» **GOAL OF THE EXERCISE**: Below is a set of records; print all of them exactly as written.

» **DATASET ENTRIES**:
━━━━
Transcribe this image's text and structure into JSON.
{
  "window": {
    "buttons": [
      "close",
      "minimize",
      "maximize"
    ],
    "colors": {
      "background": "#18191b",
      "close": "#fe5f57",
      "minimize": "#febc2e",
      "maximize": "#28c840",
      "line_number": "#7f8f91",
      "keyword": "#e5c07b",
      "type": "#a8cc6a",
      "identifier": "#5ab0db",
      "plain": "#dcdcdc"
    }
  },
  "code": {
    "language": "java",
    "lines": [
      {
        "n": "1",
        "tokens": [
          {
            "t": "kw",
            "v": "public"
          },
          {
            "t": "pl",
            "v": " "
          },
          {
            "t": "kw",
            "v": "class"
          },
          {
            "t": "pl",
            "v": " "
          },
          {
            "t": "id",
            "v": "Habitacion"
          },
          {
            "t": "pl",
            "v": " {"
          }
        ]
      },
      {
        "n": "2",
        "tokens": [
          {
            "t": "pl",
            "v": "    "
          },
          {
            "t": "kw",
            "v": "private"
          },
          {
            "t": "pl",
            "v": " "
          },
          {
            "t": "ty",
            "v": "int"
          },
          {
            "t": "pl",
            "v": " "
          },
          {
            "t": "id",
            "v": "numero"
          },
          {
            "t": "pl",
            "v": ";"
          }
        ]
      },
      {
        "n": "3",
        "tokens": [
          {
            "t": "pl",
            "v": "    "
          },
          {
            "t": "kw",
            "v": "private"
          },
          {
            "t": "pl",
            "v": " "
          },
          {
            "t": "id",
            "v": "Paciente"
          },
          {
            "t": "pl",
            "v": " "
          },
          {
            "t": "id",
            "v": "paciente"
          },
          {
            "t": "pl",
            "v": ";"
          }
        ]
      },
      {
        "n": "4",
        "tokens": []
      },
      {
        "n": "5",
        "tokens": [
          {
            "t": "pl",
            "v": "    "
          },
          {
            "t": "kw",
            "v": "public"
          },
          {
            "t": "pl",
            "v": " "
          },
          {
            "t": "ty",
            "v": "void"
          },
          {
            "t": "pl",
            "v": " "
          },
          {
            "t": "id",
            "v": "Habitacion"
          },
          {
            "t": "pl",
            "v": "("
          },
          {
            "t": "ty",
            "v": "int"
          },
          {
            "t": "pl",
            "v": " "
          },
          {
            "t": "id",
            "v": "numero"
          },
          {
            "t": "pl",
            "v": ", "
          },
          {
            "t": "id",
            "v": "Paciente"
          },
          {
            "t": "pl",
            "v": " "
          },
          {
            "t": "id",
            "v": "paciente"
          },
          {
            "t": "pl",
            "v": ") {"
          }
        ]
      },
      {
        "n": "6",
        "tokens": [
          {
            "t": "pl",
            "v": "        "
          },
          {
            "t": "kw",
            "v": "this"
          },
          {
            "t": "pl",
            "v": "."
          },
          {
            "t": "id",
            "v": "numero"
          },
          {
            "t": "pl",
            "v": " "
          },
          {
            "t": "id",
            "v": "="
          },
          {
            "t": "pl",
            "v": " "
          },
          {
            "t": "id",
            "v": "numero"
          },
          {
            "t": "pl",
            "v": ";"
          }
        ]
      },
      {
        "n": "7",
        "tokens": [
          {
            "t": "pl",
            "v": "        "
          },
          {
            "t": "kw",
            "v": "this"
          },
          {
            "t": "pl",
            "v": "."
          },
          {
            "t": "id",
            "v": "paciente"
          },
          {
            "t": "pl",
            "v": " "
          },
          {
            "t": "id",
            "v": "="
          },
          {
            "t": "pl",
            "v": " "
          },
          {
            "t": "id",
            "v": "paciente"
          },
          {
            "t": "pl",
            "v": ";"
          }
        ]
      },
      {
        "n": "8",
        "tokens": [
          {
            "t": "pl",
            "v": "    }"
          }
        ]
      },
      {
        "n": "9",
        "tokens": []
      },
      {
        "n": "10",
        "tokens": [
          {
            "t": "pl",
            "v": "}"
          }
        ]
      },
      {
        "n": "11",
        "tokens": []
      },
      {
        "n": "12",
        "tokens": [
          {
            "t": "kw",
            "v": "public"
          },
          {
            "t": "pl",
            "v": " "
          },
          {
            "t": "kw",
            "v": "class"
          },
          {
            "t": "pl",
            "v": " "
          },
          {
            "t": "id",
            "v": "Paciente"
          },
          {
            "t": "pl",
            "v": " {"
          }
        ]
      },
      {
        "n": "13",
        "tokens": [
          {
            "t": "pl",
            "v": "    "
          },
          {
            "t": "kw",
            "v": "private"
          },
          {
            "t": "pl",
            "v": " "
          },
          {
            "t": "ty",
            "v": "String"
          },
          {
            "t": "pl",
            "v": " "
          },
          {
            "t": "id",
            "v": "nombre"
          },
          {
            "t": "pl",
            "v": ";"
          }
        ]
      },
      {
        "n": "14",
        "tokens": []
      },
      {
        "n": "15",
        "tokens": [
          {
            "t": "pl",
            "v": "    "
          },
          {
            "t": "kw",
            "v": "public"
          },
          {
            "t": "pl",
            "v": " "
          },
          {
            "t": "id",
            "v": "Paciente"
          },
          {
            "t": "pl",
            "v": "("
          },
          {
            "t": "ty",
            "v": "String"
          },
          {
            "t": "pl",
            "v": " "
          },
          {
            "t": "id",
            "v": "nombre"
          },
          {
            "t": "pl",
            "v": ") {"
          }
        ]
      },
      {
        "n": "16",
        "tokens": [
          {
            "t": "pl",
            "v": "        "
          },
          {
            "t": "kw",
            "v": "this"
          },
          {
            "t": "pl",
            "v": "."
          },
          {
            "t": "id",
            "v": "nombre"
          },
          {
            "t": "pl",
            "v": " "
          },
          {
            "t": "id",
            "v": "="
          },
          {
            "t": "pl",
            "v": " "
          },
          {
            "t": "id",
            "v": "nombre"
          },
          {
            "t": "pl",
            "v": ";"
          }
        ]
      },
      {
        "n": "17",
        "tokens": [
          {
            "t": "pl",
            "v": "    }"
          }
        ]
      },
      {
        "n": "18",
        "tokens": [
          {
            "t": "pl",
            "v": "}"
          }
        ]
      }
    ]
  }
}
━━━━
» **OUTPUT FOR THIS EXERCISE**:
Transcribe this image's text and structure into JSON.
{
  "window": {
    "buttons": [
      "close",
      "minimize",
      "maximize"
    ],
    "colors": {
      "background": "#18191b",
      "close": "#fe5f57",
      "minimize": "#febc2e",
      "maximize": "#28c840",
      "line_number": "#7f8f91",
      "keyword": "#e5c07b",
      "type": "#a8cc6a",
      "identifier": "#5ab0db",
      "plain": "#dcdcdc"
    }
  },
  "code": {
    "language": "java",
    "lines": [
      {
        "n": "1",
        "tokens": [
          {
            "t": "kw",
            "v": "public"
          },
          {
            "t": "pl",
            "v": " "
          },
          {
            "t": "kw",
            "v": "class"
          },
          {
            "t": "pl",
            "v": " "
          },
          {
            "t": "id",
            "v": "Habitacion"
          },
          {
            "t": "pl",
            "v": " {"
          }
        ]
      },
      {
        "n": "2",
        "tokens": [
          {
            "t": "pl",
            "v": "    "
          },
          {
            "t": "kw",
            "v": "private"
          },
          {
            "t": "pl",
            "v": " "
          },
          {
            "t": "ty",
            "v": "int"
          },
          {
            "t": "pl",
            "v": " "
          },
          {
            "t": "id",
            "v": "numero"
          },
          {
            "t": "pl",
            "v": ";"
          }
        ]
      },
      {
        "n": "3",
        "tokens": [
          {
            "t": "pl",
            "v": "    "
          },
          {
            "t": "kw",
            "v": "private"
          },
          {
            "t": "pl",
            "v": " "
          },
          {
            "t": "id",
            "v": "Paciente"
          },
          {
            "t": "pl",
            "v": " "
          },
          {
            "t": "id",
            "v": "paciente"
          },
          {
            "t": "pl",
            "v": ";"
          }
        ]
      },
      {
        "n": "4",
        "tokens": []
      },
      {
        "n": "5",
        "tokens": [
          {
            "t": "pl",
            "v": "    "
          },
          {
            "t": "kw",
            "v": "public"
          },
          {
            "t": "pl",
            "v": " "
          },
          {
            "t": "ty",
            "v": "void"
          },
          {
            "t": "pl",
            "v": " "
          },
          {
            "t": "id",
            "v": "Habitacion"
          },
          {
            "t": "pl",
            "v": "("
          },
          {
            "t": "ty",
            "v": "int"
          },
          {
            "t": "pl",
            "v": " "
          },
          {
            "t": "id",
            "v": "numero"
          },
          {
            "t": "pl",
            "v": ", "
          },
          {
            "t": "id",
            "v": "Paciente"
          },
          {
            "t": "pl",
            "v": " "
          },
          {
            "t": "id",
            "v": "paciente"
          },
          {
            "t": "pl",
            "v": ") {"
          }
        ]
      },
      {
        "n": "6",
        "tokens": [
          {
            "t": "pl",
            "v": "        "
          },
          {
            "t": "kw",
            "v": "this"
          },
          {
            "t": "pl",
            "v": "."
          },
          {
            "t": "id",
            "v": "numero"
          },
          {
            "t": "pl",
            "v": " "
          },
          {
            "t": "id",
            "v": "="
          },
          {
            "t": "pl",
            "v": " "
          },
          {
            "t": "id",
            "v": "numero"
          },
          {
            "t": "pl",
            "v": ";"
          }
        ]
      },
      {
        "n": "7",
        "tokens": [
          {
            "t": "pl",
            "v": "        "
          },
          {
            "t": "kw",
            "v": "this"
          },
          {
            "t": "pl",
            "v": "."
          },
          {
            "t": "id",
            "v": "paciente"
          },
          {
            "t": "pl",
            "v": " "
          },
          {
            "t": "id",
            "v": "="
          },
          {
            "t": "pl",
            "v": " "
          },
          {
            "t": "id",
            "v": "paciente"
          },
          {
            "t": "pl",
            "v": ";"
          }
        ]
      },
      {
        "n": "8",
        "tokens": [
          {
            "t": "pl",
            "v": "    }"
          }
        ]
      },
      {
        "n": "9",
        "tokens": []
      },
      {
        "n": "10",
        "tokens": [
          {
            "t": "pl",
            "v": "}"
          }
        ]
      },
      {
        "n": "11",
        "tokens": []
      },
      {
        "n": "12",
        "tokens": [
          {
            "t": "kw",
            "v": "public"
          },
          {
            "t": "pl",
            "v": " "
          },
          {
            "t": "kw",
            "v": "class"
          },
          {
            "t": "pl",
            "v": " "
          },
          {
            "t": "id",
            "v": "Paciente"
          },
          {
            "t": "pl",
            "v": " {"
          }
        ]
      },
      {
        "n": "13",
        "tokens": [
          {
            "t": "pl",
            "v": "    "
          },
          {
            "t": "kw",
            "v": "private"
          },
          {
            "t": "pl",
            "v": " "
          },
          {
            "t": "ty",
            "v": "String"
          },
          {
            "t": "pl",
            "v": " "
          },
          {
            "t": "id",
            "v": "nombre"
          },
          {
            "t": "pl",
            "v": ";"
          }
        ]
      },
      {
        "n": "14",
        "tokens": []
      },
      {
        "n": "15",
        "tokens": [
          {
            "t": "pl",
            "v": "    "
          },
          {
            "t": "kw",
            "v": "public"
          },
          {
            "t": "pl",
            "v": " "
          },
          {
            "t": "id",
            "v": "Paciente"
          },
          {
            "t": "pl",
            "v": "("
          },
          {
            "t": "ty",
            "v": "String"
          },
          {
            "t": "pl",
            "v": " "
          },
          {
            "t": "id",
            "v": "nombre"
          },
          {
            "t": "pl",
            "v": ") {"
          }
        ]
      },
      {
        "n": "16",
        "tokens": [
          {
            "t": "pl",
            "v": "        "
          },
          {
            "t": "kw",
            "v": "this"
          },
          {
            "t": "pl",
            "v": "."
          },
          {
            "t": "id",
            "v": "nombre"
          },
          {
            "t": "pl",
            "v": " "
          },
          {
            "t": "id",
            "v": "="
          },
          {
            "t": "pl",
            "v": " "
          },
          {
            "t": "id",
            "v": "nombre"
          },
          {
            "t": "pl",
            "v": ";"
          }
        ]
      },
      {
        "n": "17",
        "tokens": [
          {
            "t": "pl",
            "v": "    }"
          }
        ]
      },
      {
        "n": "18",
        "tokens": [
          {
            "t": "pl",
            "v": "}"
          }
        ]
      }
    ]
  }
}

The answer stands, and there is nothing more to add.